--- Records provided ---
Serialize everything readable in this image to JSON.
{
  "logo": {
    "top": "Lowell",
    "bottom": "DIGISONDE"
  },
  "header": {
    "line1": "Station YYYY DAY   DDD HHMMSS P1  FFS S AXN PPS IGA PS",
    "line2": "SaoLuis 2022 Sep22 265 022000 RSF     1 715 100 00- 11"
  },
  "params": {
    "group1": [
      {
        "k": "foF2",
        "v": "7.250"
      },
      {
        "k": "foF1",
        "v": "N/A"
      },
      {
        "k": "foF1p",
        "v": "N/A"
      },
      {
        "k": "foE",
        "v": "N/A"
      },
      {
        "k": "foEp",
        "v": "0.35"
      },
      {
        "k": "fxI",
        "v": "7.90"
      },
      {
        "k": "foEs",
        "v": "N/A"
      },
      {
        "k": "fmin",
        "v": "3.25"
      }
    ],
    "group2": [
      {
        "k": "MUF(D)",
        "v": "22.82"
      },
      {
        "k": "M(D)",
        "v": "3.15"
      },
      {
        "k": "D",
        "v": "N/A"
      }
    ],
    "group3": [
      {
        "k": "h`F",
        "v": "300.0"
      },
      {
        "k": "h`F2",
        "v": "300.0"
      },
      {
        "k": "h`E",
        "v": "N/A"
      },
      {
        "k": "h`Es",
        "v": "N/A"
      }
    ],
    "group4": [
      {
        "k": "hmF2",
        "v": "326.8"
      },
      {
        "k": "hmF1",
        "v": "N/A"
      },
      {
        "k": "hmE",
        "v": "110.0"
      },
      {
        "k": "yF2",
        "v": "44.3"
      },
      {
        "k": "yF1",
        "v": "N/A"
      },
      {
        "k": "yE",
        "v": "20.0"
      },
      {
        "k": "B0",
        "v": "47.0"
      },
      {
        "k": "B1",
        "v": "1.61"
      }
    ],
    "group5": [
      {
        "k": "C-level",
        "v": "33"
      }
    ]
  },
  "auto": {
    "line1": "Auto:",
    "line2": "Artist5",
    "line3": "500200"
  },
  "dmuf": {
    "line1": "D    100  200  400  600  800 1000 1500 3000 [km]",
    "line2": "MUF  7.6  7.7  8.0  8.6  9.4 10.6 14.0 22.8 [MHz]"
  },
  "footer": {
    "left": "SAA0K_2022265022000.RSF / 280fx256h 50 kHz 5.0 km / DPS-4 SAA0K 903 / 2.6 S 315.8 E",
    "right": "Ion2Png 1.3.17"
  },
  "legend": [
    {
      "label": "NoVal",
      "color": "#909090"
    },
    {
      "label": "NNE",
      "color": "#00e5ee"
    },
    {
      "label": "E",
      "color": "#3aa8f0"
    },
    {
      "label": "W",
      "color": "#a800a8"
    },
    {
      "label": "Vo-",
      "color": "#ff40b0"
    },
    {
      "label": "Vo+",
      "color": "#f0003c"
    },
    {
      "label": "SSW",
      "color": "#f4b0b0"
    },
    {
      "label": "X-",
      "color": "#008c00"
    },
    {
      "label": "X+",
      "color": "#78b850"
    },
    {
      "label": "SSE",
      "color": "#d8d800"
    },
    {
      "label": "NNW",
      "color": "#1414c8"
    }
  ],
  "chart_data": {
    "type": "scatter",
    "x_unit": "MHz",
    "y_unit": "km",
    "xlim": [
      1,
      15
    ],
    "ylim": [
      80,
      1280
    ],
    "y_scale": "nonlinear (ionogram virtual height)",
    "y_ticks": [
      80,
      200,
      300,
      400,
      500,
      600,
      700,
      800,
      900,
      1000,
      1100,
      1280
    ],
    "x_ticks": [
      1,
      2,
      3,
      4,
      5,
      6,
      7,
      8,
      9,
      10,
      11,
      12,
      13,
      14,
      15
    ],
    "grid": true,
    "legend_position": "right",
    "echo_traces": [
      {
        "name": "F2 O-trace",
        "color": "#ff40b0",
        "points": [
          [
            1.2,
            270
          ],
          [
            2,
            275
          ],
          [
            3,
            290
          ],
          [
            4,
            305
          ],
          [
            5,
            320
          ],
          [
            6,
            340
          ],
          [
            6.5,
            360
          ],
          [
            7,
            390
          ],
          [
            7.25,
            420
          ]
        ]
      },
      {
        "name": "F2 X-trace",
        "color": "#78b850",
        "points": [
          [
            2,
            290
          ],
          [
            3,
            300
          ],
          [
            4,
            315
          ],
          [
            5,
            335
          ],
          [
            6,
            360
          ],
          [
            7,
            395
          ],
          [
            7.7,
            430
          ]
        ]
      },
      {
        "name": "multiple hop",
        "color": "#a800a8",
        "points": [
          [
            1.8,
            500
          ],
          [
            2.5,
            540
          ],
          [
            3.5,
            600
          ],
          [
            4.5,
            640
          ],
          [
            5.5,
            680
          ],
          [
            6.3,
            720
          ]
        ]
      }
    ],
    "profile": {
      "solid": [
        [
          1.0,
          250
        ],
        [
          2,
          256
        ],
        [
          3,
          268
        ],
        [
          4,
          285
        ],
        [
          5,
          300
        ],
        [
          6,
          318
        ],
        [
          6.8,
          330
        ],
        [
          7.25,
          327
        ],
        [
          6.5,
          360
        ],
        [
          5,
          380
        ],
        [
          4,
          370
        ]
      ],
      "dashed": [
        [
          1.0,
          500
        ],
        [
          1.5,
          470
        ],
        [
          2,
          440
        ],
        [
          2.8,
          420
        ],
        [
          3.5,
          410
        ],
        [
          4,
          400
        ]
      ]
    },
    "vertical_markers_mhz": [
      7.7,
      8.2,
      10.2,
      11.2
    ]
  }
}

--- Brief ---
From the listing above, extract all records word for word.

--- Task response ---
Serialize everything readable in this image to JSON.
{
  "logo": {
    "top": "Lowell",
    "bottom": "DIGISONDE"
  },
  "header": {
    "line1": "Station YYYY DAY   DDD HHMMSS P1  FFS S AXN PPS IGA PS",
    "line2": "SaoLuis 2022 Sep22 265 022000 RSF     1 715 100 00- 11"
  },
  "params": {
    "group1": [
      {
        "k": "foF2",
        "v": "7.250"
      },
      {
        "k": "foF1",
        "v": "N/A"
      },
      {
        "k": "foF1p",
        "v": "N/A"
      },
      {
        "k": "foE",
        "v": "N/A"
      },
      {
        "k": "foEp",
        "v": "0.35"
      },
      {
        "k": "fxI",
        "v": "7.90"
      },
      {
        "k": "foEs",
        "v": "N/A"
      },
      {
        "k": "fmin",
        "v": "3.25"
      }
    ],
    "group2": [
      {
        "k": "MUF(D)",
        "v": "22.82"
      },
      {
        "k": "M(D)",
        "v": "3.15"
      },
      {
        "k": "D",
        "v": "N/A"
      }
    ],
    "group3": [
      {
        "k": "h`F",
        "v": "300.0"
      },
      {
        "k": "h`F2",
        "v": "300.0"
      },
      {
        "k": "h`E",
        "v": "N/A"
      },
      {
        "k": "h`Es",
        "v": "N/A"
      }
    ],
    "group4": [
      {
        "k": "hmF2",
        "v": "326.8"
      },
      {
        "k": "hmF1",
        "v": "N/A"
      },
      {
        "k": "hmE",
        "v": "110.0"
      },
      {
        "k": "yF2",
        "v": "44.3"
      },
      {
        "k": "yF1",
        "v": "N/A"
      },
      {
        "k": "yE",
        "v": "20.0"
      },
      {
        "k": "B0",
        "v": "47.0"
      },
      {
        "k": "B1",
        "v": "1.61"
      }
    ],
    "group5": [
      {
        "k": "C-level",
        "v": "33"
      }
    ]
  },
  "auto": {
    "line1": "Auto:",
    "line2": "Artist5",
    "line3": "500200"
  },
  "dmuf": {
    "line1": "D    100  200  400  600  800 1000 1500 3000 [km]",
    "line2": "MUF  7.6  7.7  8.0  8.6  9.4 10.6 14.0 22.8 [MHz]"
  },
  "footer": {
    "left": "SAA0K_2022265022000.RSF / 280fx256h 50 kHz 5.0 km / DPS-4 SAA0K 903 / 2.6 S 315.8 E",
    "right": "Ion2Png 1.3.17"
  },
  "legend": [
    {
      "label": "NoVal",
      "color": "#909090"
    },
    {
      "label": "NNE",
      "color": "#00e5ee"
    },
    {
      "label": "E",
      "color": "#3aa8f0"
    },
    {
      "label": "W",
      "color": "#a800a8"
    },
    {
      "label": "Vo-",
      "color": "#ff40b0"
    },
    {
      "label": "Vo+",
      "color": "#f0003c"
    },
    {
      "label": "SSW",
      "color": "#f4b0b0"
    },
    {
      "label": "X-",
      "color": "#008c00"
    },
    {
      "label": "X+",
      "color": "#78b850"
    },
    {
      "label": "SSE",
      "color": "#d8d800"
    },
    {
      "label": "NNW",
      "color": "#1414c8"
    }
  ],
  "chart_data": {
    "type": "scatter",
    "x_unit": "MHz",
    "y_unit": "km",
    "xlim": [
      1,
      15
    ],
    "ylim": [
      80,
      1280
    ],
    "y_scale": "nonlinear (ionogram virtual height)",
    "y_ticks": [
      80,
      200,
      300,
      400,
      500,
      600,
      700,
      800,
      900,
      1000,
      1100,
      1280
    ],
    "x_ticks": [
      1,
      2,
      3,
      4,
      5,
      6,
      7,
      8,
      9,
      10,
      11,
      12,
      13,
      14,
      15
    ],
    "grid": true,
    "legend_position": "right",
    "echo_traces": [
      {
        "name": "F2 O-trace",
        "color": "#ff40b0",
        "points": [
          [
            1.2,
            270
          ],
          [
            2,
            275
          ],
          [
            3,
            290
          ],
          [
            4,
            305
          ],
          [
            5,
            320
          ],
          [
            6,
            340
          ],
          [
            6.5,
            360
          ],
          [
            7,
            390
          ],
          [
            7.25,
            420
          ]
        ]
      },
      {
        "name": "F2 X-trace",
        "color": "#78b850",
        "points": [
          [
            2,
            290
          ],
          [
            3,
            300
          ],
          [
            4,
            315
          ],
          [
            5,
            335
          ],
          [
            6,
            360
          ],
          [
            7,
            395
          ],
          [
            7.7,
            430
          ]
        ]
      },
      {
        "name": "multiple hop",
        "color": "#a800a8",
        "points": [
          [
            1.8,
            500
          ],
          [
            2.5,
            540
          ],
          [
            3.5,
            600
          ],
          [
            4.5,
            640
          ],
          [
            5.5,
            680
          ],
          [
            6.3,
            720
          ]
        ]
      }
    ],
    "profile": {
      "solid": [
        [
          1.0,
          250
        ],
        [
          2,
          256
        ],
        [
          3,
          268
        ],
        [
          4,
          285
        ],
        [
          5,
          300
        ],
        [
          6,
          318
        ],
        [
          6.8,
          330
        ],
        [
          7.25,
          327
        ],
        [
          6.5,
          360
        ],
        [
          5,
          380
        ],
        [
          4,
          370
        ]
      ],
      "dashed": [
        [
          1.0,
          500
        ],
        [
          1.5,
          470
        ],
        [
          2,
          440
        ],
        [
          2.8,
          420
        ],
        [
          3.5,
          410
        ],
        [
          4,
          400
        ]
      ]
    },
    "vertical_markers_mhz": [
      7.7,
      8.2,
      10.2,
      11.2
    ]
  }
}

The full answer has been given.